Exercise instructions:
Please work out how many lines in the material contain "smedge" and give only that figure.

-- start Working data --

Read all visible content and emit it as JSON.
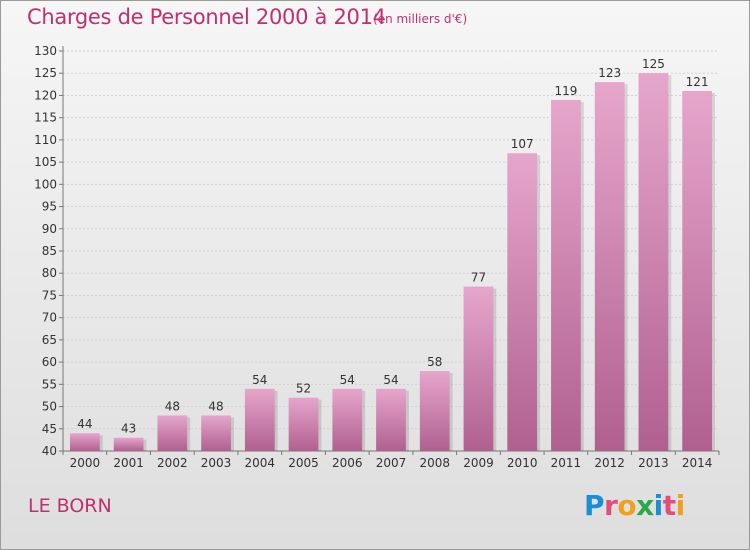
{
  "chart_data": {
    "type": "bar",
    "title": "Charges de Personnel 2000 à 2014",
    "subtitle": "(en milliers d'€)",
    "categories": [
      "2000",
      "2001",
      "2002",
      "2003",
      "2004",
      "2005",
      "2006",
      "2007",
      "2008",
      "2009",
      "2010",
      "2011",
      "2012",
      "2013",
      "2014"
    ],
    "values": [
      44,
      43,
      48,
      48,
      54,
      52,
      54,
      54,
      58,
      77,
      107,
      119,
      123,
      125,
      121
    ],
    "ylim": [
      40,
      130
    ],
    "yticks": [
      40,
      45,
      50,
      55,
      60,
      65,
      70,
      75,
      80,
      85,
      90,
      95,
      100,
      105,
      110,
      115,
      120,
      125,
      130
    ],
    "grid": true,
    "bar_color": "#d987b7"
  },
  "location": "LE BORN",
  "logo": {
    "text": "Proxiti",
    "letters": [
      {
        "ch": "P",
        "color": "#1a8fd6"
      },
      {
        "ch": "r",
        "color": "#e04e7a"
      },
      {
        "ch": "o",
        "color": "#f0a020"
      },
      {
        "ch": "x",
        "color": "#2aa84a"
      },
      {
        "ch": "i",
        "color": "#1a8fd6"
      },
      {
        "ch": "t",
        "color": "#e04e7a"
      },
      {
        "ch": "i",
        "color": "#f0a020"
      }
    ]
  }
}
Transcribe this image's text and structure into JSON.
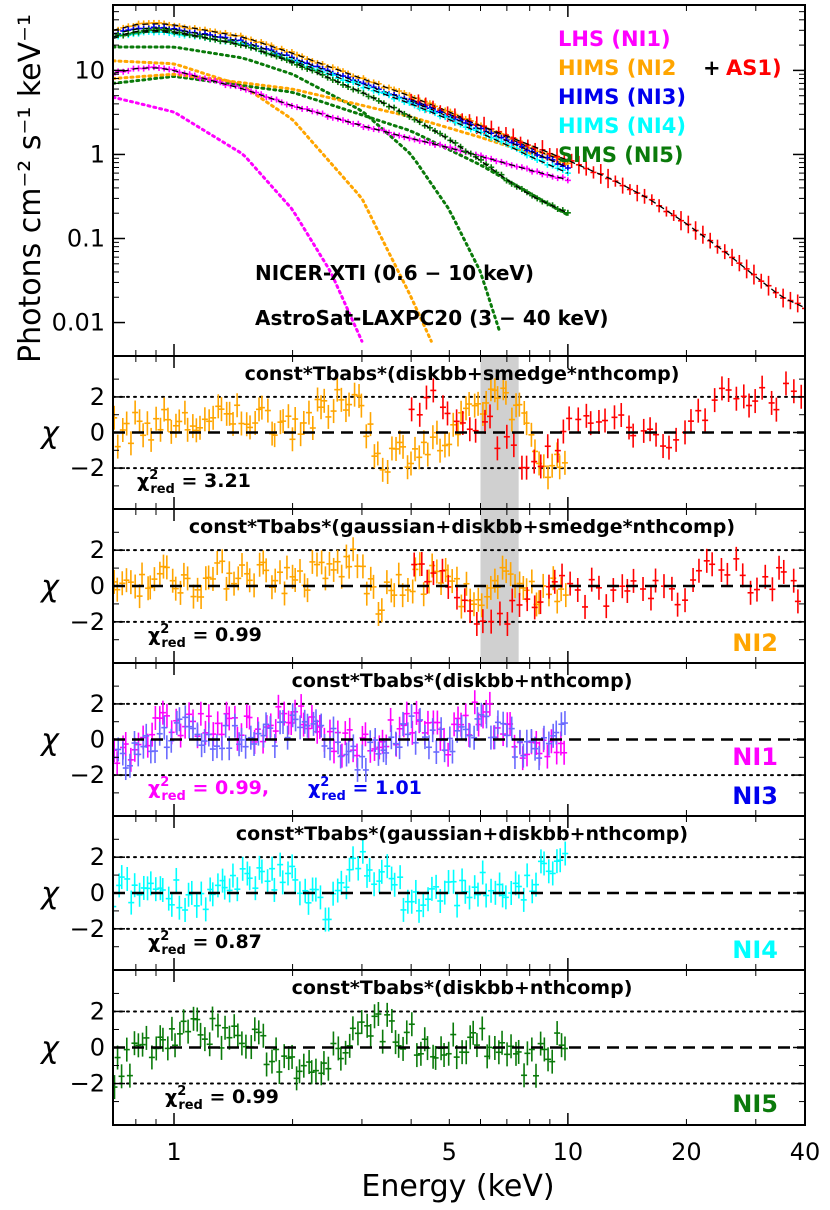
{
  "chart_data": [
    {
      "type": "scatter",
      "panel": "spectrum",
      "xlabel": "Energy (keV)",
      "ylabel": "Photons cm⁻² s⁻¹ keV⁻¹",
      "xscale": "log",
      "yscale": "log",
      "xlim": [
        0.7,
        40
      ],
      "ylim": [
        0.004,
        60
      ],
      "xticks": [
        {
          "v": 1,
          "label": "1"
        },
        {
          "v": 5,
          "label": "5"
        },
        {
          "v": 10,
          "label": "10"
        },
        {
          "v": 20,
          "label": "20"
        },
        {
          "v": 40,
          "label": "40"
        }
      ],
      "yticks": [
        {
          "v": 0.01,
          "label": "0.01"
        },
        {
          "v": 0.1,
          "label": "0.1"
        },
        {
          "v": 1,
          "label": "1"
        },
        {
          "v": 10,
          "label": "10"
        }
      ],
      "annotations": [
        "NICER-XTI (0.6 − 10 keV)",
        "AstroSat-LAXPC20 (3 − 40 keV)"
      ],
      "legend": [
        {
          "name": "LHS (NI1)",
          "color": "#ff00ff"
        },
        {
          "name": "HIMS (NI2",
          "color": "#ffa500"
        },
        {
          "name": "+",
          "color": "#000000"
        },
        {
          "name": "AS1)",
          "color": "#ff0000"
        },
        {
          "name": "HIMS (NI3)",
          "color": "#0000ee"
        },
        {
          "name": "HIMS (NI4)",
          "color": "#00ffff"
        },
        {
          "name": "SIMS (NI5)",
          "color": "#0a7a0a"
        }
      ],
      "series": [
        {
          "name": "NI1",
          "color": "#ff00ff",
          "x": [
            0.7,
            0.8,
            0.9,
            1.0,
            1.5,
            2.0,
            3.0,
            4.0,
            5.0,
            6.0,
            7.0,
            8.0,
            10.0
          ],
          "y": [
            9.2,
            10.5,
            10.8,
            10.0,
            6.0,
            3.8,
            2.2,
            1.55,
            1.2,
            0.95,
            0.78,
            0.65,
            0.5
          ]
        },
        {
          "name": "NI2",
          "color": "#ffa500",
          "x": [
            0.7,
            0.8,
            0.9,
            1.0,
            1.5,
            2.0,
            3.0,
            4.0,
            5.0,
            6.0,
            7.0,
            8.0,
            10.0
          ],
          "y": [
            30,
            35,
            36,
            35,
            25,
            16,
            8.0,
            4.9,
            3.2,
            2.2,
            1.6,
            1.2,
            0.8
          ]
        },
        {
          "name": "AS1",
          "color": "#ff0000",
          "x": [
            4.0,
            5.0,
            6.0,
            8.0,
            10.0,
            13.0,
            16.0,
            20.0,
            25.0,
            30.0,
            35.0,
            40.0
          ],
          "y": [
            4.5,
            3.0,
            2.2,
            1.3,
            0.85,
            0.5,
            0.3,
            0.15,
            0.07,
            0.035,
            0.02,
            0.015
          ]
        },
        {
          "name": "NI3",
          "color": "#0000ee",
          "x": [
            0.7,
            0.8,
            0.9,
            1.0,
            1.5,
            2.0,
            3.0,
            4.0,
            5.0,
            6.0,
            7.0,
            8.0,
            10.0
          ],
          "y": [
            27,
            31,
            32,
            31,
            22,
            14,
            7.0,
            4.3,
            2.8,
            2.0,
            1.45,
            1.1,
            0.7
          ]
        },
        {
          "name": "NI4",
          "color": "#00ffff",
          "x": [
            0.7,
            0.8,
            0.9,
            1.0,
            1.5,
            2.0,
            3.0,
            4.0,
            5.0,
            6.0,
            7.0,
            8.0,
            10.0
          ],
          "y": [
            24,
            28,
            29,
            28,
            20,
            13,
            6.5,
            4.0,
            2.6,
            1.8,
            1.3,
            0.95,
            0.6
          ]
        },
        {
          "name": "NI5",
          "color": "#0a7a0a",
          "x": [
            0.7,
            0.8,
            0.9,
            1.0,
            1.5,
            2.0,
            3.0,
            4.0,
            5.0,
            6.0,
            7.0,
            8.0,
            10.0
          ],
          "y": [
            25,
            29,
            30,
            29,
            20,
            12.5,
            5.5,
            2.8,
            1.5,
            0.85,
            0.5,
            0.33,
            0.2
          ]
        }
      ],
      "components": [
        {
          "name": "NI1 diskbb",
          "color": "#ff00ff",
          "x": [
            0.7,
            1.0,
            1.5,
            2.0,
            2.5,
            3.0
          ],
          "y": [
            4.8,
            3.2,
            1.0,
            0.22,
            0.04,
            0.006
          ]
        },
        {
          "name": "NI2 diskbb",
          "color": "#ffa500",
          "x": [
            0.7,
            1.0,
            1.5,
            2.0,
            3.0,
            4.0,
            4.5
          ],
          "y": [
            13,
            12,
            6.5,
            2.6,
            0.3,
            0.02,
            0.006
          ]
        },
        {
          "name": "NI5 diskbb",
          "color": "#0a7a0a",
          "x": [
            0.7,
            1.0,
            1.5,
            2.0,
            3.0,
            4.0,
            5.0,
            6.0,
            6.7
          ],
          "y": [
            19,
            19,
            14,
            9.0,
            3.3,
            1.0,
            0.22,
            0.04,
            0.008
          ]
        },
        {
          "name": "NI5 nthcomp",
          "color": "#0a7a0a",
          "x": [
            0.7,
            1.0,
            2.0,
            4.0,
            6.0,
            10.0
          ],
          "y": [
            7.0,
            8.5,
            5.5,
            1.9,
            0.75,
            0.19
          ]
        },
        {
          "name": "NI2 nthcomp",
          "color": "#ffa500",
          "x": [
            0.7,
            1.0,
            2.0,
            4.0,
            6.0,
            10.0
          ],
          "y": [
            8.0,
            9.0,
            6.0,
            2.8,
            1.6,
            0.75
          ]
        }
      ]
    },
    {
      "type": "scatter",
      "panel": "residual-1",
      "title": "const*Tbabs*(diskbb+smedge*nthcomp)",
      "ylabel": "χ",
      "ylim": [
        -4.3,
        4.3
      ],
      "yticks": [
        {
          "v": 2,
          "label": "2"
        },
        {
          "v": 0,
          "label": "0"
        },
        {
          "v": -2,
          "label": "−2"
        }
      ],
      "chi2_red": [
        {
          "label": "χ²red = 3.21",
          "color": "#000000"
        }
      ],
      "series": [
        {
          "name": "NI2",
          "color": "#ffa500",
          "x": [
            0.7,
            0.9,
            1.2,
            1.5,
            2.0,
            2.5,
            2.9,
            3.3,
            4.0,
            5.0,
            6.0,
            6.8,
            7.5,
            8.5,
            10.0
          ],
          "y": [
            0.0,
            0.5,
            0.5,
            1.0,
            0.5,
            1.2,
            2.5,
            -1.5,
            -1.0,
            -0.5,
            1.5,
            2.5,
            1.0,
            -1.5,
            -2.0
          ]
        },
        {
          "name": "AS1",
          "color": "#ff0000",
          "x": [
            4.0,
            6.0,
            8.0,
            10.0,
            12.0,
            15.0,
            18.0,
            22.0,
            26.0,
            30.0,
            35.0,
            40.0
          ],
          "y": [
            2.0,
            0.5,
            -1.5,
            0.0,
            1.0,
            0.0,
            -1.0,
            1.5,
            2.0,
            2.5,
            2.0,
            1.5
          ]
        }
      ]
    },
    {
      "type": "scatter",
      "panel": "residual-2",
      "title": "const*Tbabs*(gaussian+diskbb+smedge*nthcomp)",
      "ylabel": "χ",
      "ylim": [
        -4.3,
        4.3
      ],
      "yticks": [
        {
          "v": 2,
          "label": "2"
        },
        {
          "v": 0,
          "label": "0"
        },
        {
          "v": -2,
          "label": "−2"
        }
      ],
      "chi2_red": [
        {
          "label": "χ²red = 0.99",
          "color": "#000000"
        }
      ],
      "tags": [
        {
          "text": "NI2",
          "color": "#ffa500"
        }
      ],
      "series": [
        {
          "name": "NI2",
          "color": "#ffa500",
          "x": [
            0.7,
            0.9,
            1.2,
            1.5,
            2.0,
            2.5,
            2.9,
            3.3,
            4.0,
            5.0,
            6.0,
            6.8,
            7.5,
            8.5,
            10.0
          ],
          "y": [
            0.0,
            0.5,
            0.2,
            1.0,
            0.3,
            0.8,
            1.5,
            -1.0,
            0.3,
            0.5,
            -1.5,
            0.2,
            1.0,
            -0.8,
            0.0
          ]
        },
        {
          "name": "AS1",
          "color": "#ff0000",
          "x": [
            4.0,
            6.0,
            8.0,
            10.0,
            12.0,
            15.0,
            18.0,
            22.0,
            26.0,
            30.0,
            35.0,
            40.0
          ],
          "y": [
            2.0,
            -2.0,
            -1.0,
            0.0,
            -0.5,
            0.5,
            -1.0,
            0.5,
            0.8,
            0.0,
            0.5,
            -0.5
          ]
        }
      ]
    },
    {
      "type": "scatter",
      "panel": "residual-3",
      "title": "const*Tbabs*(diskbb+nthcomp)",
      "ylabel": "χ",
      "ylim": [
        -4.3,
        4.3
      ],
      "yticks": [
        {
          "v": 2,
          "label": "2"
        },
        {
          "v": 0,
          "label": "0"
        },
        {
          "v": -2,
          "label": "−2"
        }
      ],
      "chi2_red": [
        {
          "label": "χ²red = 0.99,",
          "color": "#ff00ff"
        },
        {
          "label": "χ²red = 1.01",
          "color": "#0000ee"
        }
      ],
      "tags": [
        {
          "text": "NI1",
          "color": "#ff00ff"
        },
        {
          "text": "NI3",
          "color": "#0000ee"
        }
      ],
      "series": [
        {
          "name": "NI1",
          "color": "#ff00ff",
          "x": [
            0.7,
            1.0,
            1.5,
            2.0,
            3.0,
            4.0,
            5.0,
            6.0,
            7.0,
            8.0,
            10.0
          ],
          "y": [
            -0.8,
            1.0,
            0.5,
            1.2,
            -0.5,
            0.8,
            0.0,
            1.5,
            0.5,
            -0.5,
            0.0
          ]
        },
        {
          "name": "NI3",
          "color": "#6a6aff",
          "x": [
            0.7,
            1.0,
            1.5,
            2.0,
            3.0,
            4.0,
            5.0,
            6.0,
            7.0,
            8.0,
            10.0
          ],
          "y": [
            -1.5,
            0.5,
            0.0,
            0.8,
            -1.0,
            0.5,
            -0.5,
            1.0,
            0.0,
            -0.8,
            0.3
          ]
        }
      ]
    },
    {
      "type": "scatter",
      "panel": "residual-4",
      "title": "const*Tbabs*(gaussian+diskbb+nthcomp)",
      "ylabel": "χ",
      "ylim": [
        -4.3,
        4.3
      ],
      "yticks": [
        {
          "v": 2,
          "label": "2"
        },
        {
          "v": 0,
          "label": "0"
        },
        {
          "v": -2,
          "label": "−2"
        }
      ],
      "chi2_red": [
        {
          "label": "χ²red = 0.87",
          "color": "#000000"
        }
      ],
      "tags": [
        {
          "text": "NI4",
          "color": "#00ffff"
        }
      ],
      "series": [
        {
          "name": "NI4",
          "color": "#00ffff",
          "x": [
            0.7,
            0.9,
            1.2,
            1.5,
            2.0,
            2.5,
            3.0,
            4.0,
            5.0,
            6.0,
            7.0,
            8.0,
            10.0
          ],
          "y": [
            0.0,
            0.3,
            -0.3,
            0.5,
            1.0,
            -1.0,
            2.0,
            -0.5,
            0.0,
            0.5,
            -0.5,
            0.8,
            1.5
          ]
        }
      ]
    },
    {
      "type": "scatter",
      "panel": "residual-5",
      "title": "const*Tbabs*(diskbb+nthcomp)",
      "ylabel": "χ",
      "ylim": [
        -4.3,
        4.3
      ],
      "yticks": [
        {
          "v": 2,
          "label": "2"
        },
        {
          "v": 0,
          "label": "0"
        },
        {
          "v": -2,
          "label": "−2"
        }
      ],
      "chi2_red": [
        {
          "label": "χ²red = 0.99",
          "color": "#000000"
        }
      ],
      "tags": [
        {
          "text": "NI5",
          "color": "#0a7a0a"
        }
      ],
      "series": [
        {
          "name": "NI5",
          "color": "#0a7a0a",
          "x": [
            0.7,
            0.9,
            1.2,
            1.5,
            2.0,
            2.5,
            3.0,
            4.0,
            5.0,
            6.0,
            7.0,
            8.0,
            10.0
          ],
          "y": [
            -1.5,
            0.5,
            1.0,
            0.5,
            -1.0,
            -0.5,
            1.5,
            0.5,
            0.0,
            0.5,
            -0.5,
            -1.0,
            0.5
          ]
        }
      ]
    }
  ],
  "shaded_band_kev": [
    6.0,
    7.5
  ]
}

-- end Working data --

Result of the exercise:
2